%%

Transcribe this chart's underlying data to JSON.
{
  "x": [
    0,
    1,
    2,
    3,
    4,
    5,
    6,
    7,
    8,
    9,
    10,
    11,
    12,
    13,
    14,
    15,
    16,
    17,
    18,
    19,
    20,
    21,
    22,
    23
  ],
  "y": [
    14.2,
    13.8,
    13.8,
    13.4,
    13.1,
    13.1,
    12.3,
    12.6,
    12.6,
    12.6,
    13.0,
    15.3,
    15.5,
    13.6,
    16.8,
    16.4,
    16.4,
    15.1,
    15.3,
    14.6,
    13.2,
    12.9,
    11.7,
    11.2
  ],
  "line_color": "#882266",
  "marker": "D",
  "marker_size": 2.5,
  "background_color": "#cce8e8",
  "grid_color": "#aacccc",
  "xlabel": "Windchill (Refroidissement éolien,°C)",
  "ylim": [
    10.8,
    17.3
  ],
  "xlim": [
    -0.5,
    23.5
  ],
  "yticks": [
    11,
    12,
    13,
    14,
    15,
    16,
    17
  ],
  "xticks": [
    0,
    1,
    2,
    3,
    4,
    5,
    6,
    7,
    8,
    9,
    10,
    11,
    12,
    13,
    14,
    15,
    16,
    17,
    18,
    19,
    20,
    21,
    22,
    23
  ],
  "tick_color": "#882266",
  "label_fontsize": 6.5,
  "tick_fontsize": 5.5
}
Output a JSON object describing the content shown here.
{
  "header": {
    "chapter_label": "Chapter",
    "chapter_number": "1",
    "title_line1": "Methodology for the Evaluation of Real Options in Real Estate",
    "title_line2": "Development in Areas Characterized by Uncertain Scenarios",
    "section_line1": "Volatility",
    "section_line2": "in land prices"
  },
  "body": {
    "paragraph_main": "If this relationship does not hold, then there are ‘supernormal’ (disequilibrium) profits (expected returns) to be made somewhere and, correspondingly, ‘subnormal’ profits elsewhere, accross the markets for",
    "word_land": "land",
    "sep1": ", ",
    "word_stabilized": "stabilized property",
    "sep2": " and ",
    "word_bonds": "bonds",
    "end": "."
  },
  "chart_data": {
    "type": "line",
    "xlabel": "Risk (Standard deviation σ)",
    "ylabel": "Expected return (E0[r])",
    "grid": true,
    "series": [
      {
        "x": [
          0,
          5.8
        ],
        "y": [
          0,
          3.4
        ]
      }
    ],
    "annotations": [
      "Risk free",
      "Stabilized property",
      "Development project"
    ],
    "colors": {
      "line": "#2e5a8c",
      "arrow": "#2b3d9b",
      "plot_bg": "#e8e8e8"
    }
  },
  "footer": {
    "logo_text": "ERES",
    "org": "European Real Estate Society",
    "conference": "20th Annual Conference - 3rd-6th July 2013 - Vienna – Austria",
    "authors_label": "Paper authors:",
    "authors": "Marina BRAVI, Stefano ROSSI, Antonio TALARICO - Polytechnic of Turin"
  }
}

%%

## TASK OBJECTIVE:
Note each line of the entries that has "Development" in it, and copy those lines.

## TASK RESPONSE:
    "title_line2": "Development in Areas Characterized by Uncertain Scenarios",
      "Development project"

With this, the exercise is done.